#### WORK TO COMPLETE:
Return each line that holds the word "Morris".

#### WORKING DATA:
"""
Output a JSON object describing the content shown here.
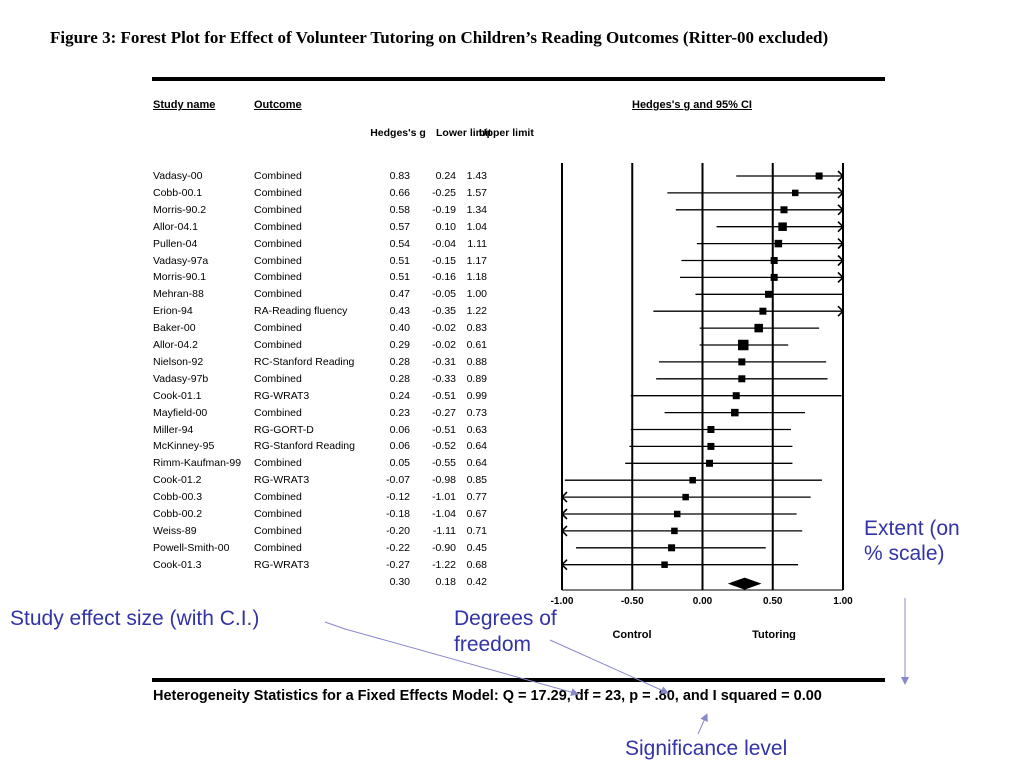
{
  "figure_title": "Figure 3:  Forest Plot for Effect of Volunteer Tutoring on Children’s Reading Outcomes (Ritter-00 excluded)",
  "headers": {
    "study_name": "Study name",
    "outcome": "Outcome",
    "plot_title": "Hedges's g and 95% CI",
    "g": "Hedges's g",
    "lower": "Lower limit",
    "upper": "Upper limit"
  },
  "rows": [
    {
      "study": "Vadasy-00",
      "outcome": "Combined",
      "g": "0.83",
      "lower": "0.24",
      "upper": "1.43"
    },
    {
      "study": "Cobb-00.1",
      "outcome": "Combined",
      "g": "0.66",
      "lower": "-0.25",
      "upper": "1.57"
    },
    {
      "study": "Morris-90.2",
      "outcome": "Combined",
      "g": "0.58",
      "lower": "-0.19",
      "upper": "1.34"
    },
    {
      "study": "Allor-04.1",
      "outcome": "Combined",
      "g": "0.57",
      "lower": "0.10",
      "upper": "1.04"
    },
    {
      "study": "Pullen-04",
      "outcome": "Combined",
      "g": "0.54",
      "lower": "-0.04",
      "upper": "1.11"
    },
    {
      "study": "Vadasy-97a",
      "outcome": "Combined",
      "g": "0.51",
      "lower": "-0.15",
      "upper": "1.17"
    },
    {
      "study": "Morris-90.1",
      "outcome": "Combined",
      "g": "0.51",
      "lower": "-0.16",
      "upper": "1.18"
    },
    {
      "study": "Mehran-88",
      "outcome": "Combined",
      "g": "0.47",
      "lower": "-0.05",
      "upper": "1.00"
    },
    {
      "study": "Erion-94",
      "outcome": "RA-Reading fluency",
      "g": "0.43",
      "lower": "-0.35",
      "upper": "1.22"
    },
    {
      "study": "Baker-00",
      "outcome": "Combined",
      "g": "0.40",
      "lower": "-0.02",
      "upper": "0.83"
    },
    {
      "study": "Allor-04.2",
      "outcome": "Combined",
      "g": "0.29",
      "lower": "-0.02",
      "upper": "0.61"
    },
    {
      "study": "Nielson-92",
      "outcome": "RC-Stanford Reading",
      "g": "0.28",
      "lower": "-0.31",
      "upper": "0.88"
    },
    {
      "study": "Vadasy-97b",
      "outcome": "Combined",
      "g": "0.28",
      "lower": "-0.33",
      "upper": "0.89"
    },
    {
      "study": "Cook-01.1",
      "outcome": "RG-WRAT3",
      "g": "0.24",
      "lower": "-0.51",
      "upper": "0.99"
    },
    {
      "study": "Mayfield-00",
      "outcome": "Combined",
      "g": "0.23",
      "lower": "-0.27",
      "upper": "0.73"
    },
    {
      "study": "Miller-94",
      "outcome": "RG-GORT-D",
      "g": "0.06",
      "lower": "-0.51",
      "upper": "0.63"
    },
    {
      "study": "McKinney-95",
      "outcome": "RG-Stanford Reading",
      "g": "0.06",
      "lower": "-0.52",
      "upper": "0.64"
    },
    {
      "study": "Rimm-Kaufman-99",
      "outcome": "Combined",
      "g": "0.05",
      "lower": "-0.55",
      "upper": "0.64"
    },
    {
      "study": "Cook-01.2",
      "outcome": "RG-WRAT3",
      "g": "-0.07",
      "lower": "-0.98",
      "upper": "0.85"
    },
    {
      "study": "Cobb-00.3",
      "outcome": "Combined",
      "g": "-0.12",
      "lower": "-1.01",
      "upper": "0.77"
    },
    {
      "study": "Cobb-00.2",
      "outcome": "Combined",
      "g": "-0.18",
      "lower": "-1.04",
      "upper": "0.67"
    },
    {
      "study": "Weiss-89",
      "outcome": "Combined",
      "g": "-0.20",
      "lower": "-1.11",
      "upper": "0.71"
    },
    {
      "study": "Powell-Smith-00",
      "outcome": "Combined",
      "g": "-0.22",
      "lower": "-0.90",
      "upper": "0.45"
    },
    {
      "study": "Cook-01.3",
      "outcome": "RG-WRAT3",
      "g": "-0.27",
      "lower": "-1.22",
      "upper": "0.68"
    }
  ],
  "summary": {
    "g": "0.30",
    "lower": "0.18",
    "upper": "0.42"
  },
  "axis": {
    "ticks": [
      "-1.00",
      "-0.50",
      "0.00",
      "0.50",
      "1.00"
    ],
    "left_label": "Control",
    "right_label": "Tutoring"
  },
  "heterogeneity": "Heterogeneity Statistics for a Fixed Effects Model: Q = 17.29, df = 23, p = .80, and I squared = 0.00",
  "annotations": {
    "study_effect": "Study effect size (with C.I.)",
    "degrees_line1": "Degrees of",
    "degrees_line2": "freedom",
    "extent_line1": "Extent (on",
    "extent_line2": "% scale)",
    "significance": "Significance level"
  },
  "colors": {
    "annotation": "#3333a8",
    "arrow": "#8888cc"
  },
  "chart_data": {
    "type": "scatter",
    "subtype": "forest-plot",
    "title": "Hedges's g and 95% CI",
    "xlim": [
      -1.0,
      1.0
    ],
    "xticks": [
      -1.0,
      -0.5,
      0.0,
      0.5,
      1.0
    ],
    "xlabel_left": "Control",
    "xlabel_right": "Tutoring",
    "grid": false,
    "points": [
      {
        "label": "Vadasy-00",
        "g": 0.83,
        "lower": 0.24,
        "upper": 1.43,
        "weight": 0.6
      },
      {
        "label": "Cobb-00.1",
        "g": 0.66,
        "lower": -0.25,
        "upper": 1.57,
        "weight": 0.5
      },
      {
        "label": "Morris-90.2",
        "g": 0.58,
        "lower": -0.19,
        "upper": 1.34,
        "weight": 0.6
      },
      {
        "label": "Allor-04.1",
        "g": 0.57,
        "lower": 0.1,
        "upper": 1.04,
        "weight": 0.9
      },
      {
        "label": "Pullen-04",
        "g": 0.54,
        "lower": -0.04,
        "upper": 1.11,
        "weight": 0.7
      },
      {
        "label": "Vadasy-97a",
        "g": 0.51,
        "lower": -0.15,
        "upper": 1.17,
        "weight": 0.6
      },
      {
        "label": "Morris-90.1",
        "g": 0.51,
        "lower": -0.16,
        "upper": 1.18,
        "weight": 0.6
      },
      {
        "label": "Mehran-88",
        "g": 0.47,
        "lower": -0.05,
        "upper": 1.0,
        "weight": 0.6
      },
      {
        "label": "Erion-94",
        "g": 0.43,
        "lower": -0.35,
        "upper": 1.22,
        "weight": 0.6
      },
      {
        "label": "Baker-00",
        "g": 0.4,
        "lower": -0.02,
        "upper": 0.83,
        "weight": 0.9
      },
      {
        "label": "Allor-04.2",
        "g": 0.29,
        "lower": -0.02,
        "upper": 0.61,
        "weight": 1.3
      },
      {
        "label": "Nielson-92",
        "g": 0.28,
        "lower": -0.31,
        "upper": 0.88,
        "weight": 0.6
      },
      {
        "label": "Vadasy-97b",
        "g": 0.28,
        "lower": -0.33,
        "upper": 0.89,
        "weight": 0.6
      },
      {
        "label": "Cook-01.1",
        "g": 0.24,
        "lower": -0.51,
        "upper": 0.99,
        "weight": 0.6
      },
      {
        "label": "Mayfield-00",
        "g": 0.23,
        "lower": -0.27,
        "upper": 0.73,
        "weight": 0.7
      },
      {
        "label": "Miller-94",
        "g": 0.06,
        "lower": -0.51,
        "upper": 0.63,
        "weight": 0.6
      },
      {
        "label": "McKinney-95",
        "g": 0.06,
        "lower": -0.52,
        "upper": 0.64,
        "weight": 0.6
      },
      {
        "label": "Rimm-Kaufman-99",
        "g": 0.05,
        "lower": -0.55,
        "upper": 0.64,
        "weight": 0.6
      },
      {
        "label": "Cook-01.2",
        "g": -0.07,
        "lower": -0.98,
        "upper": 0.85,
        "weight": 0.5
      },
      {
        "label": "Cobb-00.3",
        "g": -0.12,
        "lower": -1.01,
        "upper": 0.77,
        "weight": 0.5
      },
      {
        "label": "Cobb-00.2",
        "g": -0.18,
        "lower": -1.04,
        "upper": 0.67,
        "weight": 0.5
      },
      {
        "label": "Weiss-89",
        "g": -0.2,
        "lower": -1.11,
        "upper": 0.71,
        "weight": 0.5
      },
      {
        "label": "Powell-Smith-00",
        "g": -0.22,
        "lower": -0.9,
        "upper": 0.45,
        "weight": 0.6
      },
      {
        "label": "Cook-01.3",
        "g": -0.27,
        "lower": -1.22,
        "upper": 0.68,
        "weight": 0.5
      }
    ],
    "summary": {
      "g": 0.3,
      "lower": 0.18,
      "upper": 0.42
    }
  }
}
"""
#### ANSWER TO THE TASK:
      "study": "Morris-90.2",
      "study": "Morris-90.1",
        "label": "Morris-90.2",
        "label": "Morris-90.1",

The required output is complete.